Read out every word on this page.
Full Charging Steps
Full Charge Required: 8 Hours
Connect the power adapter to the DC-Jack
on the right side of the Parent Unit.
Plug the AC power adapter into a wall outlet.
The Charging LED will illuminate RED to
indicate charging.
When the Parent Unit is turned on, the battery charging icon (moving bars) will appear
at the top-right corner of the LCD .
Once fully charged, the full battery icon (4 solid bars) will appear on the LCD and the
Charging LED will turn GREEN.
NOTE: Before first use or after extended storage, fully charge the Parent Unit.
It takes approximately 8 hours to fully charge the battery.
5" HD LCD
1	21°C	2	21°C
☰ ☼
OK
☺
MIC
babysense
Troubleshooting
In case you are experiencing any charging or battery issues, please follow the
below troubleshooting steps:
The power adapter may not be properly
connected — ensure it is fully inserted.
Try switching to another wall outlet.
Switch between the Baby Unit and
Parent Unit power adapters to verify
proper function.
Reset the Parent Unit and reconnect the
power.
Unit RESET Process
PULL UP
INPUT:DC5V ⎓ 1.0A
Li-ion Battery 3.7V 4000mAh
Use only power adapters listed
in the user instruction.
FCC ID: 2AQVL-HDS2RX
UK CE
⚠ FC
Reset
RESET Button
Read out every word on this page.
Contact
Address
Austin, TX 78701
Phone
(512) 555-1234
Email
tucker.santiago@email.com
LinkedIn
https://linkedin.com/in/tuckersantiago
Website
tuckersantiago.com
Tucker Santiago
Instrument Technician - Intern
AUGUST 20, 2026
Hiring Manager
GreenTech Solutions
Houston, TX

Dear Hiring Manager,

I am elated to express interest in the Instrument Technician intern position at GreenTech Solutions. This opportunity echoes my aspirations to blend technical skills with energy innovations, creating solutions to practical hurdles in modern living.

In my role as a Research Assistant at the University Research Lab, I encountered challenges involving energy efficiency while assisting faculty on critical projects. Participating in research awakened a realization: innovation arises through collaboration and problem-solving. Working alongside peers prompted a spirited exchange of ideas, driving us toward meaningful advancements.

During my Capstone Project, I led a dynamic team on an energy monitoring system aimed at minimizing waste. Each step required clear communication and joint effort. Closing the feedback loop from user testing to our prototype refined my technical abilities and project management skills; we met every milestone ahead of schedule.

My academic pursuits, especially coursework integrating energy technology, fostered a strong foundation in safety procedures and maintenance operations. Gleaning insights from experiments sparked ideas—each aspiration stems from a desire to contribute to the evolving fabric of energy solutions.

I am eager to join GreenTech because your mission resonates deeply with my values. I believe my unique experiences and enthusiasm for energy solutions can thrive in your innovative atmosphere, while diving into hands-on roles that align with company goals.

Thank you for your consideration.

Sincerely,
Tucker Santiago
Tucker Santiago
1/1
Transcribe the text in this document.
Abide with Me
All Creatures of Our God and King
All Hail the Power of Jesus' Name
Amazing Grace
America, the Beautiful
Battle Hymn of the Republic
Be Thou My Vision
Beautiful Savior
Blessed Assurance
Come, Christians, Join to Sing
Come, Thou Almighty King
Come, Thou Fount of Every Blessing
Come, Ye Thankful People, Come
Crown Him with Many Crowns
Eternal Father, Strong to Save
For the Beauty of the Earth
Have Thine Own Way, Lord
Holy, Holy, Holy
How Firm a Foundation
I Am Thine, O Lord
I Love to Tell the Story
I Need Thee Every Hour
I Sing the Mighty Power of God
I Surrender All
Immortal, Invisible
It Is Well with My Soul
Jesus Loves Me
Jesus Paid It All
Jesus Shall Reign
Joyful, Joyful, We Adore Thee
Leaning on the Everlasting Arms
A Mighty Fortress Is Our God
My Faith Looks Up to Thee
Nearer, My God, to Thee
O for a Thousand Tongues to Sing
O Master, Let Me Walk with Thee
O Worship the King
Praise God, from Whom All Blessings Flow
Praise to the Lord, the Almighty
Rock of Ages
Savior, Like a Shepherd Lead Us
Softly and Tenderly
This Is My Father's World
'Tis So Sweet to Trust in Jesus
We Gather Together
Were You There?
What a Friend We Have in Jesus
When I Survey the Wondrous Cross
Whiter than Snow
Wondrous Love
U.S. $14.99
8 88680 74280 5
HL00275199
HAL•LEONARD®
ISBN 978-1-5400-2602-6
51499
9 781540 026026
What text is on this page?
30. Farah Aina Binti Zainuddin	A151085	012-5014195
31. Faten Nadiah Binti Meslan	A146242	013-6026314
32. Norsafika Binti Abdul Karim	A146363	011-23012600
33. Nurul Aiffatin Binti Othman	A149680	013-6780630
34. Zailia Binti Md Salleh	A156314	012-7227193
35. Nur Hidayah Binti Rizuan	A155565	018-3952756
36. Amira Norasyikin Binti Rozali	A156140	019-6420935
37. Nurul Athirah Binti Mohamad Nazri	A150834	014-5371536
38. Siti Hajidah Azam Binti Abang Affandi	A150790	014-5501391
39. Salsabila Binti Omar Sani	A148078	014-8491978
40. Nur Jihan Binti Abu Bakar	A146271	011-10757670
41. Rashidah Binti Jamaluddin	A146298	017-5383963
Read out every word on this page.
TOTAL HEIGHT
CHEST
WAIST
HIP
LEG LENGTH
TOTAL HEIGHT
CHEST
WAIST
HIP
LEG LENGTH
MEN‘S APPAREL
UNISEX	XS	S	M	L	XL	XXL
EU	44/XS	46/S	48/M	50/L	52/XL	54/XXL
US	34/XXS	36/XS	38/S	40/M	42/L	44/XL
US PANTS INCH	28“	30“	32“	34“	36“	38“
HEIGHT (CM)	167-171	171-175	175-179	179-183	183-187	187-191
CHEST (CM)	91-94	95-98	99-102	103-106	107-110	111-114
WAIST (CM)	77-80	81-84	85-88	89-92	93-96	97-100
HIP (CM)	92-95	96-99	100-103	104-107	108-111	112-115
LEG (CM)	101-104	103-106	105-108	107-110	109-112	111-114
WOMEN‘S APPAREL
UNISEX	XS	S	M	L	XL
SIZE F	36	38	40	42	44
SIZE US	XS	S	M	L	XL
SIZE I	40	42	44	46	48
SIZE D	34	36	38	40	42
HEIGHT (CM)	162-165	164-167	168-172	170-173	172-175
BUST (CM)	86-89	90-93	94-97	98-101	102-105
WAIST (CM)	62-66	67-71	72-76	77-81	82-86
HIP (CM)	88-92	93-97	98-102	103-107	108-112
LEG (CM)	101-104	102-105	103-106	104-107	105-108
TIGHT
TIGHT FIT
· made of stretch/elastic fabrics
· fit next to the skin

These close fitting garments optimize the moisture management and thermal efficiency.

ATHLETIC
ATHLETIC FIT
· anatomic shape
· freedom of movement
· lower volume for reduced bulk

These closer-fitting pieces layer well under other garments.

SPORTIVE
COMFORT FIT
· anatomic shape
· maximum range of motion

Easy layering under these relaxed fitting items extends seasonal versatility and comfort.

────────────────────────────────────────

_SHORT PROBLEM_.
Extract all lines as given.

_ANSWER TO THIS EXERCISE_.
Read out every word on this page.
Full Charging Steps
Full Charge Required: 8 Hours
Connect the power adapter to the DC-Jack
on the right side of the Parent Unit.
Plug the AC power adapter into a wall outlet.
The Charging LED will illuminate RED to
indicate charging.
When the Parent Unit is turned on, the battery charging icon (moving bars) will appear
at the top-right corner of the LCD .
Once fully charged, the full battery icon (4 solid bars) will appear on the LCD and the
Charging LED will turn GREEN.
NOTE: Before first use or after extended storage, fully charge the Parent Unit.
It takes approximately 8 hours to fully charge the battery.
5" HD LCD
1	21°C	2	21°C
☰ ☼
OK
☺
MIC
babysense
Troubleshooting
In case you are experiencing any charging or battery issues, please follow the
below troubleshooting steps:
The power adapter may not be properly
connected — ensure it is fully inserted.
Try switching to another wall outlet.
Switch between the Baby Unit and
Parent Unit power adapters to verify
proper function.
Reset the Parent Unit and reconnect the
power.
Unit RESET Process
PULL UP
INPUT:DC5V ⎓ 1.0A
Li-ion Battery 3.7V 4000mAh
Use only power adapters listed
in the user instruction.
FCC ID: 2AQVL-HDS2RX
UK CE
⚠ FC
Reset
RESET Button
Read out every word on this page.
Contact
Address
Austin, TX 78701
Phone
(512) 555-1234
Email
tucker.santiago@email.com
LinkedIn
https://linkedin.com/in/tuckersantiago
Website
tuckersantiago.com
Tucker Santiago
Instrument Technician - Intern
AUGUST 20, 2026
Hiring Manager
GreenTech Solutions
Houston, TX

Dear Hiring Manager,

I am elated to express interest in the Instrument Technician intern position at GreenTech Solutions. This opportunity echoes my aspirations to blend technical skills with energy innovations, creating solutions to practical hurdles in modern living.

In my role as a Research Assistant at the University Research Lab, I encountered challenges involving energy efficiency while assisting faculty on critical projects. Participating in research awakened a realization: innovation arises through collaboration and problem-solving. Working alongside peers prompted a spirited exchange of ideas, driving us toward meaningful advancements.

During my Capstone Project, I led a dynamic team on an energy monitoring system aimed at minimizing waste. Each step required clear communication and joint effort. Closing the feedback loop from user testing to our prototype refined my technical abilities and project management skills; we met every milestone ahead of schedule.

My academic pursuits, especially coursework integrating energy technology, fostered a strong foundation in safety procedures and maintenance operations. Gleaning insights from experiments sparked ideas—each aspiration stems from a desire to contribute to the evolving fabric of energy solutions.

I am eager to join GreenTech because your mission resonates deeply with my values. I believe my unique experiences and enthusiasm for energy solutions can thrive in your innovative atmosphere, while diving into hands-on roles that align with company goals.

Thank you for your consideration.

Sincerely,
Tucker Santiago
Tucker Santiago
1/1
Transcribe the text in this document.
Abide with Me
All Creatures of Our God and King
All Hail the Power of Jesus' Name
Amazing Grace
America, the Beautiful
Battle Hymn of the Republic
Be Thou My Vision
Beautiful Savior
Blessed Assurance
Come, Christians, Join to Sing
Come, Thou Almighty King
Come, Thou Fount of Every Blessing
Come, Ye Thankful People, Come
Crown Him with Many Crowns
Eternal Father, Strong to Save
For the Beauty of the Earth
Have Thine Own Way, Lord
Holy, Holy, Holy
How Firm a Foundation
I Am Thine, O Lord
I Love to Tell the Story
I Need Thee Every Hour
I Sing the Mighty Power of God
I Surrender All
Immortal, Invisible
It Is Well with My Soul
Jesus Loves Me
Jesus Paid It All
Jesus Shall Reign
Joyful, Joyful, We Adore Thee
Leaning on the Everlasting Arms
A Mighty Fortress Is Our God
My Faith Looks Up to Thee
Nearer, My God, to Thee
O for a Thousand Tongues to Sing
O Master, Let Me Walk with Thee
O Worship the King
Praise God, from Whom All Blessings Flow
Praise to the Lord, the Almighty
Rock of Ages
Savior, Like a Shepherd Lead Us
Softly and Tenderly
This Is My Father's World
'Tis So Sweet to Trust in Jesus
We Gather Together
Were You There?
What a Friend We Have in Jesus
When I Survey the Wondrous Cross
Whiter than Snow
Wondrous Love
U.S. $14.99
8 88680 74280 5
HL00275199
HAL•LEONARD®
ISBN 978-1-5400-2602-6
51499
9 781540 026026
What text is on this page?
30. Farah Aina Binti Zainuddin	A151085	012-5014195
31. Faten Nadiah Binti Meslan	A146242	013-6026314
32. Norsafika Binti Abdul Karim	A146363	011-23012600
33. Nurul Aiffatin Binti Othman	A149680	013-6780630
34. Zailia Binti Md Salleh	A156314	012-7227193
35. Nur Hidayah Binti Rizuan	A155565	018-3952756
36. Amira Norasyikin Binti Rozali	A156140	019-6420935
37. Nurul Athirah Binti Mohamad Nazri	A150834	014-5371536
38. Siti Hajidah Azam Binti Abang Affandi	A150790	014-5501391
39. Salsabila Binti Omar Sani	A148078	014-8491978
40. Nur Jihan Binti Abu Bakar	A146271	011-10757670
41. Rashidah Binti Jamaluddin	A146298	017-5383963
Read out every word on this page.
TOTAL HEIGHT
CHEST
WAIST
HIP
LEG LENGTH
TOTAL HEIGHT
CHEST
WAIST
HIP
LEG LENGTH
MEN‘S APPAREL
UNISEX	XS	S	M	L	XL	XXL
EU	44/XS	46/S	48/M	50/L	52/XL	54/XXL
US	34/XXS	36/XS	38/S	40/M	42/L	44/XL
US PANTS INCH	28“	30“	32“	34“	36“	38“
HEIGHT (CM)	167-171	171-175	175-179	179-183	183-187	187-191
CHEST (CM)	91-94	95-98	99-102	103-106	107-110	111-114
WAIST (CM)	77-80	81-84	85-88	89-92	93-96	97-100
HIP (CM)	92-95	96-99	100-103	104-107	108-111	112-115
LEG (CM)	101-104	103-106	105-108	107-110	109-112	111-114
WOMEN‘S APPAREL
UNISEX	XS	S	M	L	XL
SIZE F	36	38	40	42	44
SIZE US	XS	S	M	L	XL
SIZE I	40	42	44	46	48
SIZE D	34	36	38	40	42
HEIGHT (CM)	162-165	164-167	168-172	170-173	172-175
BUST (CM)	86-89	90-93	94-97	98-101	102-105
WAIST (CM)	62-66	67-71	72-76	77-81	82-86
HIP (CM)	88-92	93-97	98-102	103-107	108-112
LEG (CM)	101-104	102-105	103-106	104-107	105-108
TIGHT
TIGHT FIT
· made of stretch/elastic fabrics
· fit next to the skin

These close fitting garments optimize the moisture management and thermal efficiency.

ATHLETIC
ATHLETIC FIT
· anatomic shape
· freedom of movement
· lower volume for reduced bulk

These closer-fitting pieces layer well under other garments.

SPORTIVE
COMFORT FIT
· anatomic shape
· maximum range of motion

Easy layering under these relaxed fitting items extends seasonal versatility and comfort.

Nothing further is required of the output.